**Bounding box entries**:
^^^^^^^^^^^^^^^^

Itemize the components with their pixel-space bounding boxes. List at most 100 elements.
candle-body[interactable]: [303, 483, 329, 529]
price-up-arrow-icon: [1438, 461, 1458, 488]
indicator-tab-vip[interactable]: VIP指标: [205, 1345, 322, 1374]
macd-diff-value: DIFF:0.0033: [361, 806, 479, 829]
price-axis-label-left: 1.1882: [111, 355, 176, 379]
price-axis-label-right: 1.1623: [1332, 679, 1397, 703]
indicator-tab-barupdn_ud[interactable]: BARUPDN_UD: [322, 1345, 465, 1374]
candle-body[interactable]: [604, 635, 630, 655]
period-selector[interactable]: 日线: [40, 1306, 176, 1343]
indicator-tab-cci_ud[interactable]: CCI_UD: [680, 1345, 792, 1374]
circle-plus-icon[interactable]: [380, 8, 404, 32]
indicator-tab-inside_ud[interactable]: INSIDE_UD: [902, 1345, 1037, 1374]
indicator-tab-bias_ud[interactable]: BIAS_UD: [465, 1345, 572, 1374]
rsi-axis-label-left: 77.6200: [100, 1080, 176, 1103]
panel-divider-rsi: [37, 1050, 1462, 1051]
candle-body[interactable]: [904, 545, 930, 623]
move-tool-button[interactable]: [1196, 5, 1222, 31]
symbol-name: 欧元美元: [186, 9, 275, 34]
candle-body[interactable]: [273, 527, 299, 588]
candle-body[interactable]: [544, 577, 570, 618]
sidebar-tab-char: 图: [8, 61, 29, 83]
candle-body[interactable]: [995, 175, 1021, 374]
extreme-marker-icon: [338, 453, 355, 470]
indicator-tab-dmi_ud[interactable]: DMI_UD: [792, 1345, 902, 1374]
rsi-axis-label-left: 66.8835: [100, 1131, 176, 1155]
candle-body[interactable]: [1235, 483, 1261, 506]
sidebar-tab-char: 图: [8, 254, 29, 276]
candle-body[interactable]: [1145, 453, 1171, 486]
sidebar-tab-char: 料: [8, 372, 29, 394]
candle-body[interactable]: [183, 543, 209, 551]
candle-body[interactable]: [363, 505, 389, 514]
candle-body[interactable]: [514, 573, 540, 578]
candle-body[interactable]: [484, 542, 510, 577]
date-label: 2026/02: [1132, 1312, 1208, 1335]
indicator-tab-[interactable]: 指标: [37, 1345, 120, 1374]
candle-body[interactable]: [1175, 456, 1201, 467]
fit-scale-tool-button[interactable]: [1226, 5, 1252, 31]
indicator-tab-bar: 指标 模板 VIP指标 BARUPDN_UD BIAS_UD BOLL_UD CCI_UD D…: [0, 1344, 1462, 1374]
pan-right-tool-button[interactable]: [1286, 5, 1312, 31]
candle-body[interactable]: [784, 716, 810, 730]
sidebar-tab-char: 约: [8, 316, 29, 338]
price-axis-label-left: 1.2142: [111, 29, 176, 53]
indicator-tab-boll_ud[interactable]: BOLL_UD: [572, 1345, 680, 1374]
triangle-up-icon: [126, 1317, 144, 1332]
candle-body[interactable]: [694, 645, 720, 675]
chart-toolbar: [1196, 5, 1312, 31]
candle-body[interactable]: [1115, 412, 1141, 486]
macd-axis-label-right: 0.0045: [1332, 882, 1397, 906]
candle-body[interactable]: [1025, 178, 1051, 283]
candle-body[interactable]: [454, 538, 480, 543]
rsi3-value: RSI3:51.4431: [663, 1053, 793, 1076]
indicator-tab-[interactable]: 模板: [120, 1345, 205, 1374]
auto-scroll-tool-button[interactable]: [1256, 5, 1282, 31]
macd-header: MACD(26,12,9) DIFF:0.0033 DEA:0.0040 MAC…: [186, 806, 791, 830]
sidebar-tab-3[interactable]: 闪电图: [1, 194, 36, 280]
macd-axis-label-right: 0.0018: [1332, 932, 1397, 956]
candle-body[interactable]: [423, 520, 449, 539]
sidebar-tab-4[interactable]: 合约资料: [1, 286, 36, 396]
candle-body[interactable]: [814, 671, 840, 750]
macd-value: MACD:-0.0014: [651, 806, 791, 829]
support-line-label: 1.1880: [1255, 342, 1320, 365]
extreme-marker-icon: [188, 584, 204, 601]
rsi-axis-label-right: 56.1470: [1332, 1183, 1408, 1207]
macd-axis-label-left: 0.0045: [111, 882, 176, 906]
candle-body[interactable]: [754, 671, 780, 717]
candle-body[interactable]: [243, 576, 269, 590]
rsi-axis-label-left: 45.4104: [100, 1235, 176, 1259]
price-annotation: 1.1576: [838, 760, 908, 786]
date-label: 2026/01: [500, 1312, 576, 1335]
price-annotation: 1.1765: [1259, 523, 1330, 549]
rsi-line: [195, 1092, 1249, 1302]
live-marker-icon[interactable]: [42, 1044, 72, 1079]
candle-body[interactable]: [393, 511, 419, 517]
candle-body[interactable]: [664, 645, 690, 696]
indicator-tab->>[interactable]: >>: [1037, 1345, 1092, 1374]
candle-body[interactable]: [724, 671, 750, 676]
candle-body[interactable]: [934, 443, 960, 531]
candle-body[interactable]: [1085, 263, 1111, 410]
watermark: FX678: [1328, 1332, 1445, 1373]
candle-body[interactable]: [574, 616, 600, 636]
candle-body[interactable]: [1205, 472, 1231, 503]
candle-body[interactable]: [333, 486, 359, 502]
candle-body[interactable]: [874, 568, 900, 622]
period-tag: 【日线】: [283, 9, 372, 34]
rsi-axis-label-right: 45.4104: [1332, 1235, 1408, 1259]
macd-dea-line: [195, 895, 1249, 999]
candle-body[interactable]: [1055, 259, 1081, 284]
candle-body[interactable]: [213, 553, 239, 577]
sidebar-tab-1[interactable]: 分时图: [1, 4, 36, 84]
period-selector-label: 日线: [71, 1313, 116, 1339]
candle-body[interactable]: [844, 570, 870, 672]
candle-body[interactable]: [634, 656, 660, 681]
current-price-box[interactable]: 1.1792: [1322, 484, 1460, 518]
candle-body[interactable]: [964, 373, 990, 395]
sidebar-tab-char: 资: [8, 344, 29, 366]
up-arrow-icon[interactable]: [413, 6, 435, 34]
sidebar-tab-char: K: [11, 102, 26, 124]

^^^^^^^^^^^^^^^^

**Objective**:
Copy every line of the data above, keeping each one unchanged.

**Expected output**:
Itemize the components with their pixel-space bounding boxes. List at most 100 elements.
candle-body[interactable]: [303, 483, 329, 529]
price-up-arrow-icon: [1438, 461, 1458, 488]
indicator-tab-vip[interactable]: VIP指标: [205, 1345, 322, 1374]
macd-diff-value: DIFF:0.0033: [361, 806, 479, 829]
price-axis-label-left: 1.1882: [111, 355, 176, 379]
price-axis-label-right: 1.1623: [1332, 679, 1397, 703]
indicator-tab-barupdn_ud[interactable]: BARUPDN_UD: [322, 1345, 465, 1374]
candle-body[interactable]: [604, 635, 630, 655]
period-selector[interactable]: 日线: [40, 1306, 176, 1343]
indicator-tab-cci_ud[interactable]: CCI_UD: [680, 1345, 792, 1374]
circle-plus-icon[interactable]: [380, 8, 404, 32]
indicator-tab-inside_ud[interactable]: INSIDE_UD: [902, 1345, 1037, 1374]
indicator-tab-bias_ud[interactable]: BIAS_UD: [465, 1345, 572, 1374]
rsi-axis-label-left: 77.6200: [100, 1080, 176, 1103]
panel-divider-rsi: [37, 1050, 1462, 1051]
candle-body[interactable]: [904, 545, 930, 623]
move-tool-button[interactable]: [1196, 5, 1222, 31]
symbol-name: 欧元美元: [186, 9, 275, 34]
candle-body[interactable]: [273, 527, 299, 588]
candle-body[interactable]: [544, 577, 570, 618]
sidebar-tab-char: 图: [8, 61, 29, 83]
candle-body[interactable]: [995, 175, 1021, 374]
extreme-marker-icon: [338, 453, 355, 470]
indicator-tab-dmi_ud[interactable]: DMI_UD: [792, 1345, 902, 1374]
rsi-axis-label-left: 66.8835: [100, 1131, 176, 1155]
candle-body[interactable]: [1235, 483, 1261, 506]
sidebar-tab-char: 图: [8, 254, 29, 276]
candle-body[interactable]: [1145, 453, 1171, 486]
sidebar-tab-char: 料: [8, 372, 29, 394]
candle-body[interactable]: [183, 543, 209, 551]
candle-body[interactable]: [363, 505, 389, 514]
candle-body[interactable]: [514, 573, 540, 578]
candle-body[interactable]: [484, 542, 510, 577]
date-label: 2026/02: [1132, 1312, 1208, 1335]
indicator-tab-[interactable]: 指标: [37, 1345, 120, 1374]
candle-body[interactable]: [1175, 456, 1201, 467]
fit-scale-tool-button[interactable]: [1226, 5, 1252, 31]
indicator-tab-bar: 指标 模板 VIP指标 BARUPDN_UD BIAS_UD BOLL_UD CCI_UD D…: [0, 1344, 1462, 1374]
pan-right-tool-button[interactable]: [1286, 5, 1312, 31]
candle-body[interactable]: [784, 716, 810, 730]
sidebar-tab-char: 约: [8, 316, 29, 338]
price-axis-label-left: 1.2142: [111, 29, 176, 53]
indicator-tab-boll_ud[interactable]: BOLL_UD: [572, 1345, 680, 1374]
triangle-up-icon: [126, 1317, 144, 1332]
candle-body[interactable]: [694, 645, 720, 675]
chart-toolbar: [1196, 5, 1312, 31]
candle-body[interactable]: [1115, 412, 1141, 486]
macd-axis-label-right: 0.0045: [1332, 882, 1397, 906]
candle-body[interactable]: [1025, 178, 1051, 283]
candle-body[interactable]: [454, 538, 480, 543]
rsi3-value: RSI3:51.4431: [663, 1053, 793, 1076]
indicator-tab-[interactable]: 模板: [120, 1345, 205, 1374]
auto-scroll-tool-button[interactable]: [1256, 5, 1282, 31]
macd-header: MACD(26,12,9) DIFF:0.0033 DEA:0.0040 MAC…: [186, 806, 791, 830]
sidebar-tab-3[interactable]: 闪电图: [1, 194, 36, 280]
macd-axis-label-right: 0.0018: [1332, 932, 1397, 956]
candle-body[interactable]: [423, 520, 449, 539]
sidebar-tab-4[interactable]: 合约资料: [1, 286, 36, 396]
candle-body[interactable]: [814, 671, 840, 750]
macd-value: MACD:-0.0014: [651, 806, 791, 829]
support-line-label: 1.1880: [1255, 342, 1320, 365]
extreme-marker-icon: [188, 584, 204, 601]
rsi-axis-label-right: 56.1470: [1332, 1183, 1408, 1207]
macd-axis-label-left: 0.0045: [111, 882, 176, 906]
candle-body[interactable]: [754, 671, 780, 717]
candle-body[interactable]: [243, 576, 269, 590]
rsi-axis-label-left: 45.4104: [100, 1235, 176, 1259]
price-annotation: 1.1576: [838, 760, 908, 786]
date-label: 2026/01: [500, 1312, 576, 1335]
price-annotation: 1.1765: [1259, 523, 1330, 549]
rsi-line: [195, 1092, 1249, 1302]
live-marker-icon[interactable]: [42, 1044, 72, 1079]
candle-body[interactable]: [393, 511, 419, 517]
candle-body[interactable]: [664, 645, 690, 696]
indicator-tab->>[interactable]: >>: [1037, 1345, 1092, 1374]
candle-body[interactable]: [724, 671, 750, 676]
candle-body[interactable]: [934, 443, 960, 531]
candle-body[interactable]: [1085, 263, 1111, 410]
watermark: FX678: [1328, 1332, 1445, 1373]
candle-body[interactable]: [574, 616, 600, 636]
candle-body[interactable]: [1205, 472, 1231, 503]
candle-body[interactable]: [333, 486, 359, 502]
candle-body[interactable]: [874, 568, 900, 622]
period-tag: 【日线】: [283, 9, 372, 34]
rsi-axis-label-right: 45.4104: [1332, 1235, 1408, 1259]
macd-dea-line: [195, 895, 1249, 999]
candle-body[interactable]: [1055, 259, 1081, 284]
candle-body[interactable]: [213, 553, 239, 577]
sidebar-tab-1[interactable]: 分时图: [1, 4, 36, 84]
period-selector-label: 日线: [71, 1313, 116, 1339]
candle-body[interactable]: [844, 570, 870, 672]
candle-body[interactable]: [634, 656, 660, 681]
current-price-box[interactable]: 1.1792: [1322, 484, 1460, 518]
candle-body[interactable]: [964, 373, 990, 395]
sidebar-tab-char: 资: [8, 344, 29, 366]
up-arrow-icon[interactable]: [413, 6, 435, 34]
sidebar-tab-char: K: [11, 102, 26, 124]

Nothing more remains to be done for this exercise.